What needs to be done: Write out every one of the following rows, keeping each character unchanged.

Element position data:
=====
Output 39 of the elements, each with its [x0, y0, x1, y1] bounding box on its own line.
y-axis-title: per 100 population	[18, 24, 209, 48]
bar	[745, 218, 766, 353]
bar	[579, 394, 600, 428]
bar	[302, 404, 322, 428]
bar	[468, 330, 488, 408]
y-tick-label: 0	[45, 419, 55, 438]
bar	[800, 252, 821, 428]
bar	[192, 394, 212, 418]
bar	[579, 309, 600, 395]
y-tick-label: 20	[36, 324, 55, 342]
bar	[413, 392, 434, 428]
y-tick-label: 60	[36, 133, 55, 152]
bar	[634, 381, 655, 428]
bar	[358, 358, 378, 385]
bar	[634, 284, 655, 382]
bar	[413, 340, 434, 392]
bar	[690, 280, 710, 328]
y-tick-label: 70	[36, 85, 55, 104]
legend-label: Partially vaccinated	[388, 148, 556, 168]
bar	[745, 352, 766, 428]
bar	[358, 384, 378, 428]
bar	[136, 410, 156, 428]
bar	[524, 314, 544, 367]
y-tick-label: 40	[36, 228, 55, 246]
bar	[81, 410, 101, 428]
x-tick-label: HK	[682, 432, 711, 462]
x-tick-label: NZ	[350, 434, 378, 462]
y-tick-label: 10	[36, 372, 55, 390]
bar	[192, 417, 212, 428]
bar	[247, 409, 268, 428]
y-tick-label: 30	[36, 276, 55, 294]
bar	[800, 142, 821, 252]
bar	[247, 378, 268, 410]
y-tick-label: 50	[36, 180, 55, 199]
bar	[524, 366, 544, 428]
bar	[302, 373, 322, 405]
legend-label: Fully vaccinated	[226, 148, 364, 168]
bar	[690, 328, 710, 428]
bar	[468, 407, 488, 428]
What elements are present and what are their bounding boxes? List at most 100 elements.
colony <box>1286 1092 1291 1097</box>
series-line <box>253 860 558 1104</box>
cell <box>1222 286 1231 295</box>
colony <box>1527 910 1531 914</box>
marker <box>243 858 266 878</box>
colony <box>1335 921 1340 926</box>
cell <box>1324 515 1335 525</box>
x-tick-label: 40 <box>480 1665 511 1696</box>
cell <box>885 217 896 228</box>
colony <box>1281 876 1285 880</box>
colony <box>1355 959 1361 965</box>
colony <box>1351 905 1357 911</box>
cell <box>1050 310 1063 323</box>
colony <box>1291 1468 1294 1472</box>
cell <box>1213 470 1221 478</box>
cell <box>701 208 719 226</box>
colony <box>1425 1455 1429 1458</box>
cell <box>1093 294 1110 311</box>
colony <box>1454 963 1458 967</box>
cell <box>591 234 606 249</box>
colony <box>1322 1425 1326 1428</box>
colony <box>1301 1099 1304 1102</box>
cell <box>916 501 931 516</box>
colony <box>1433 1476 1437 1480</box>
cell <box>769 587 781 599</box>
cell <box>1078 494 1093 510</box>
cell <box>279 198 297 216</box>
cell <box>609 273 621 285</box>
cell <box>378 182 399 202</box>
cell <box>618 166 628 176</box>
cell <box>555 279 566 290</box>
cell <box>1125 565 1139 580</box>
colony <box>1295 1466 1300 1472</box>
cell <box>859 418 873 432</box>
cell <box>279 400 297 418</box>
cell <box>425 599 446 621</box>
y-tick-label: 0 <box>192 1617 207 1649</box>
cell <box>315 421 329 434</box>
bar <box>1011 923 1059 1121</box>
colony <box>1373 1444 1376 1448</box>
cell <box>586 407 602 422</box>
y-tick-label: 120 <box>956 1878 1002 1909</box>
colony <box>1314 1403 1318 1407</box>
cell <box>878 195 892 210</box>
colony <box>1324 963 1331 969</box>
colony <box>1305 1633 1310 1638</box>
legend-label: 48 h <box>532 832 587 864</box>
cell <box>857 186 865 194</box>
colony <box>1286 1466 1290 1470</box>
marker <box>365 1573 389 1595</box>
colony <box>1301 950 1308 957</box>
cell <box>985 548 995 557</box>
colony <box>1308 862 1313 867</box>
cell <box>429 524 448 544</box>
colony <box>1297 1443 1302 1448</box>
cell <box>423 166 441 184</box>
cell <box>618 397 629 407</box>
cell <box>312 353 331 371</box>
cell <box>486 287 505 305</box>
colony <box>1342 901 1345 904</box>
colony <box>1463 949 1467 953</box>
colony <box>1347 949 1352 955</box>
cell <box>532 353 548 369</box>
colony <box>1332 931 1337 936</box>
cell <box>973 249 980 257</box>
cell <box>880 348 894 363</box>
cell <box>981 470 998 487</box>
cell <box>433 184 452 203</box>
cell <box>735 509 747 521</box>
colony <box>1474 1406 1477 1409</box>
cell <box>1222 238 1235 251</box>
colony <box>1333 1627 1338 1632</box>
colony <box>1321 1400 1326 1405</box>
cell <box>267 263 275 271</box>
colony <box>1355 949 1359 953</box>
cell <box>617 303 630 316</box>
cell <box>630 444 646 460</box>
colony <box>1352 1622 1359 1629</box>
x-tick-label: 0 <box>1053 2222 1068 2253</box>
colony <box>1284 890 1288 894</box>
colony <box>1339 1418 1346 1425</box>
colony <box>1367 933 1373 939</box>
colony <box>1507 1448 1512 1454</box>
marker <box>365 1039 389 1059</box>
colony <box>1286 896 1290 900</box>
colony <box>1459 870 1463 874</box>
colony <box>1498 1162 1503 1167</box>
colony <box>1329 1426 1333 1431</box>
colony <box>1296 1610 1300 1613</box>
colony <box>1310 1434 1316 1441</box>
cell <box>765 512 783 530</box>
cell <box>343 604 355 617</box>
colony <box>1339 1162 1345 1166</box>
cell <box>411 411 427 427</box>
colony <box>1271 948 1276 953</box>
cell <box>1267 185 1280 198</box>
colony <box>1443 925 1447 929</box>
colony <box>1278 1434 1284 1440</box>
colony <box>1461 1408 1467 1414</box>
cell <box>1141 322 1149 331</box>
=====
Task output:
Output 39 of the elements, each with its [x0, y0, x1, y1] bounding box on its own line.
y-axis-title: per 100 population	[18, 24, 209, 48]
bar	[745, 218, 766, 353]
bar	[579, 394, 600, 428]
bar	[302, 404, 322, 428]
bar	[468, 330, 488, 408]
y-tick-label: 0	[45, 419, 55, 438]
bar	[800, 252, 821, 428]
bar	[192, 394, 212, 418]
bar	[579, 309, 600, 395]
y-tick-label: 20	[36, 324, 55, 342]
bar	[413, 392, 434, 428]
y-tick-label: 60	[36, 133, 55, 152]
bar	[634, 381, 655, 428]
bar	[358, 358, 378, 385]
bar	[634, 284, 655, 382]
bar	[413, 340, 434, 392]
bar	[690, 280, 710, 328]
y-tick-label: 70	[36, 85, 55, 104]
legend-label: Partially vaccinated	[388, 148, 556, 168]
bar	[745, 352, 766, 428]
bar	[358, 384, 378, 428]
bar	[136, 410, 156, 428]
bar	[524, 314, 544, 367]
y-tick-label: 40	[36, 228, 55, 246]
bar	[81, 410, 101, 428]
x-tick-label: HK	[682, 432, 711, 462]
x-tick-label: NZ	[350, 434, 378, 462]
y-tick-label: 10	[36, 372, 55, 390]
bar	[192, 417, 212, 428]
bar	[247, 409, 268, 428]
y-tick-label: 30	[36, 276, 55, 294]
bar	[800, 142, 821, 252]
bar	[247, 378, 268, 410]
y-tick-label: 50	[36, 180, 55, 199]
bar	[524, 366, 544, 428]
bar	[302, 373, 322, 405]
legend-label: Fully vaccinated	[226, 148, 364, 168]
bar	[690, 328, 710, 428]
bar	[468, 407, 488, 428]
What elements are present and what are their bounding boxes? List at most 100 elements.
colony <box>1286 1092 1291 1097</box>
series-line <box>253 860 558 1104</box>
cell <box>1222 286 1231 295</box>
colony <box>1527 910 1531 914</box>
marker <box>243 858 266 878</box>
colony <box>1335 921 1340 926</box>
cell <box>1324 515 1335 525</box>
x-tick-label: 40 <box>480 1665 511 1696</box>
cell <box>885 217 896 228</box>
colony <box>1281 876 1285 880</box>
colony <box>1355 959 1361 965</box>
colony <box>1351 905 1357 911</box>
cell <box>1050 310 1063 323</box>
colony <box>1291 1468 1294 1472</box>
cell <box>1213 470 1221 478</box>
cell <box>701 208 719 226</box>
colony <box>1425 1455 1429 1458</box>
cell <box>1093 294 1110 311</box>
colony <box>1454 963 1458 967</box>
cell <box>591 234 606 249</box>
colony <box>1322 1425 1326 1428</box>
colony <box>1301 1099 1304 1102</box>
cell <box>916 501 931 516</box>
colony <box>1433 1476 1437 1480</box>
cell <box>769 587 781 599</box>
cell <box>1078 494 1093 510</box>
cell <box>279 198 297 216</box>
cell <box>609 273 621 285</box>
cell <box>378 182 399 202</box>
cell <box>618 166 628 176</box>
cell <box>555 279 566 290</box>
cell <box>1125 565 1139 580</box>
colony <box>1295 1466 1300 1472</box>
cell <box>859 418 873 432</box>
cell <box>279 400 297 418</box>
cell <box>425 599 446 621</box>
y-tick-label: 0 <box>192 1617 207 1649</box>
cell <box>315 421 329 434</box>
bar <box>1011 923 1059 1121</box>
colony <box>1373 1444 1376 1448</box>
cell <box>586 407 602 422</box>
y-tick-label: 120 <box>956 1878 1002 1909</box>
colony <box>1314 1403 1318 1407</box>
cell <box>878 195 892 210</box>
colony <box>1324 963 1331 969</box>
colony <box>1305 1633 1310 1638</box>
legend-label: 48 h <box>532 832 587 864</box>
cell <box>857 186 865 194</box>
colony <box>1286 1466 1290 1470</box>
marker <box>365 1573 389 1595</box>
colony <box>1301 950 1308 957</box>
cell <box>985 548 995 557</box>
colony <box>1308 862 1313 867</box>
cell <box>429 524 448 544</box>
colony <box>1297 1443 1302 1448</box>
cell <box>423 166 441 184</box>
cell <box>618 397 629 407</box>
cell <box>312 353 331 371</box>
cell <box>486 287 505 305</box>
colony <box>1342 901 1345 904</box>
colony <box>1463 949 1467 953</box>
colony <box>1347 949 1352 955</box>
cell <box>532 353 548 369</box>
colony <box>1332 931 1337 936</box>
cell <box>973 249 980 257</box>
cell <box>880 348 894 363</box>
cell <box>981 470 998 487</box>
cell <box>433 184 452 203</box>
cell <box>735 509 747 521</box>
colony <box>1474 1406 1477 1409</box>
cell <box>1222 238 1235 251</box>
colony <box>1333 1627 1338 1632</box>
colony <box>1321 1400 1326 1405</box>
cell <box>267 263 275 271</box>
colony <box>1355 949 1359 953</box>
cell <box>617 303 630 316</box>
cell <box>630 444 646 460</box>
colony <box>1352 1622 1359 1629</box>
x-tick-label: 0 <box>1053 2222 1068 2253</box>
colony <box>1284 890 1288 894</box>
colony <box>1339 1418 1346 1425</box>
colony <box>1367 933 1373 939</box>
colony <box>1507 1448 1512 1454</box>
marker <box>365 1039 389 1059</box>
colony <box>1286 896 1290 900</box>
colony <box>1459 870 1463 874</box>
colony <box>1498 1162 1503 1167</box>
colony <box>1329 1426 1333 1431</box>
colony <box>1296 1610 1300 1613</box>
colony <box>1310 1434 1316 1441</box>
cell <box>765 512 783 530</box>
cell <box>343 604 355 617</box>
colony <box>1339 1162 1345 1166</box>
cell <box>411 411 427 427</box>
colony <box>1271 948 1276 953</box>
cell <box>1267 185 1280 198</box>
colony <box>1443 925 1447 929</box>
colony <box>1278 1434 1284 1440</box>
colony <box>1461 1408 1467 1414</box>
cell <box>1141 322 1149 331</box>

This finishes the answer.